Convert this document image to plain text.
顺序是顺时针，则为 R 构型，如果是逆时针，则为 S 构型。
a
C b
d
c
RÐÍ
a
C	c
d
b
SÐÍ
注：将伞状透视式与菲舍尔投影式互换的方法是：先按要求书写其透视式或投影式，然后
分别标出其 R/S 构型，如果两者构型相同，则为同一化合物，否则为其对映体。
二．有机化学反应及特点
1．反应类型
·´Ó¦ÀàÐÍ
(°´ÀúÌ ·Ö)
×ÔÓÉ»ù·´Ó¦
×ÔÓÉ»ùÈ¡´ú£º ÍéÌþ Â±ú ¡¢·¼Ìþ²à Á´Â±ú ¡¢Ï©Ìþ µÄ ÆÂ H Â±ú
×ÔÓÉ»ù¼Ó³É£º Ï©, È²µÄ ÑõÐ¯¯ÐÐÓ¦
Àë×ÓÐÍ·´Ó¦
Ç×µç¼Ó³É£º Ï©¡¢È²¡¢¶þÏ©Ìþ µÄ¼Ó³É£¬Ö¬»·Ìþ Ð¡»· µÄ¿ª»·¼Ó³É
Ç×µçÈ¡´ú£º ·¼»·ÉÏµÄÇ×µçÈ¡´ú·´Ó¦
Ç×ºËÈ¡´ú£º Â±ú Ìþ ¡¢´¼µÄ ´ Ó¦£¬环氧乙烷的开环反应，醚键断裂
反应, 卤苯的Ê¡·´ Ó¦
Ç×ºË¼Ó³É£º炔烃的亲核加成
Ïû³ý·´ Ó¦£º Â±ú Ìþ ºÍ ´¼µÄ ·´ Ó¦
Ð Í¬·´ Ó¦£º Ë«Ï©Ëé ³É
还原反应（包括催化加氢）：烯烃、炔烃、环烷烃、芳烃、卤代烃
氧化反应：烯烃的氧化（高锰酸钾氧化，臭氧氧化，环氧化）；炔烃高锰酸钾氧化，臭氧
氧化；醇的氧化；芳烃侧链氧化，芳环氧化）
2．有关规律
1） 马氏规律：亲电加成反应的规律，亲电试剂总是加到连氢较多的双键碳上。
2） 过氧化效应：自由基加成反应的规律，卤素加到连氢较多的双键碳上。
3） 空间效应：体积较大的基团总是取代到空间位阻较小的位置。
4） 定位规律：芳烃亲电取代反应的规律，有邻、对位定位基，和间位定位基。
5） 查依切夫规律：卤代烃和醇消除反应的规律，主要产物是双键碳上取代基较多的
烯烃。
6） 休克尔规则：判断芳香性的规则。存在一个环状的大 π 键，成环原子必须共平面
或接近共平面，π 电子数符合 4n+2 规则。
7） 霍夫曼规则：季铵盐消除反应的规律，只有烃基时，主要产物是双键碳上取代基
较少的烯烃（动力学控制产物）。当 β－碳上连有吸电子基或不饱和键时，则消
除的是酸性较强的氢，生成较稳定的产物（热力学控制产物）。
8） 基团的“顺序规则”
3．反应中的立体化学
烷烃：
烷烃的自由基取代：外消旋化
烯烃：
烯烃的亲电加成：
* * * *
■ Set problem:
Quote every line of the data, word for word.

■ Result:
Convert this document image to plain text.
顺序是顺时针，则为 R 构型，如果是逆时针，则为 S 构型。
a
C b
d
c
RÐÍ
a
C	c
d
b
SÐÍ
注：将伞状透视式与菲舍尔投影式互换的方法是：先按要求书写其透视式或投影式，然后
分别标出其 R/S 构型，如果两者构型相同，则为同一化合物，否则为其对映体。
二．有机化学反应及特点
1．反应类型
·´Ó¦ÀàÐÍ
(°´ÀúÌ ·Ö)
×ÔÓÉ»ù·´Ó¦
×ÔÓÉ»ùÈ¡´ú£º ÍéÌþ Â±ú ¡¢·¼Ìþ²à Á´Â±ú ¡¢Ï©Ìþ µÄ ÆÂ H Â±ú
×ÔÓÉ»ù¼Ó³É£º Ï©, È²µÄ ÑõÐ¯¯ÐÐÓ¦
Àë×ÓÐÍ·´Ó¦
Ç×µç¼Ó³É£º Ï©¡¢È²¡¢¶þÏ©Ìþ µÄ¼Ó³É£¬Ö¬»·Ìþ Ð¡»· µÄ¿ª»·¼Ó³É
Ç×µçÈ¡´ú£º ·¼»·ÉÏµÄÇ×µçÈ¡´ú·´Ó¦
Ç×ºËÈ¡´ú£º Â±ú Ìþ ¡¢´¼µÄ ´ Ó¦£¬环氧乙烷的开环反应，醚键断裂
反应, 卤苯的Ê¡·´ Ó¦
Ç×ºË¼Ó³É£º炔烃的亲核加成
Ïû³ý·´ Ó¦£º Â±ú Ìþ ºÍ ´¼µÄ ·´ Ó¦
Ð Í¬·´ Ó¦£º Ë«Ï©Ëé ³É
还原反应（包括催化加氢）：烯烃、炔烃、环烷烃、芳烃、卤代烃
氧化反应：烯烃的氧化（高锰酸钾氧化，臭氧氧化，环氧化）；炔烃高锰酸钾氧化，臭氧
氧化；醇的氧化；芳烃侧链氧化，芳环氧化）
2．有关规律
1） 马氏规律：亲电加成反应的规律，亲电试剂总是加到连氢较多的双键碳上。
2） 过氧化效应：自由基加成反应的规律，卤素加到连氢较多的双键碳上。
3） 空间效应：体积较大的基团总是取代到空间位阻较小的位置。
4） 定位规律：芳烃亲电取代反应的规律，有邻、对位定位基，和间位定位基。
5） 查依切夫规律：卤代烃和醇消除反应的规律，主要产物是双键碳上取代基较多的
烯烃。
6） 休克尔规则：判断芳香性的规则。存在一个环状的大 π 键，成环原子必须共平面
或接近共平面，π 电子数符合 4n+2 规则。
7） 霍夫曼规则：季铵盐消除反应的规律，只有烃基时，主要产物是双键碳上取代基
较少的烯烃（动力学控制产物）。当 β－碳上连有吸电子基或不饱和键时，则消
除的是酸性较强的氢，生成较稳定的产物（热力学控制产物）。
8） 基团的“顺序规则”
3．反应中的立体化学
烷烃：
烷烃的自由基取代：外消旋化
烯烃：
烯烃的亲电加成：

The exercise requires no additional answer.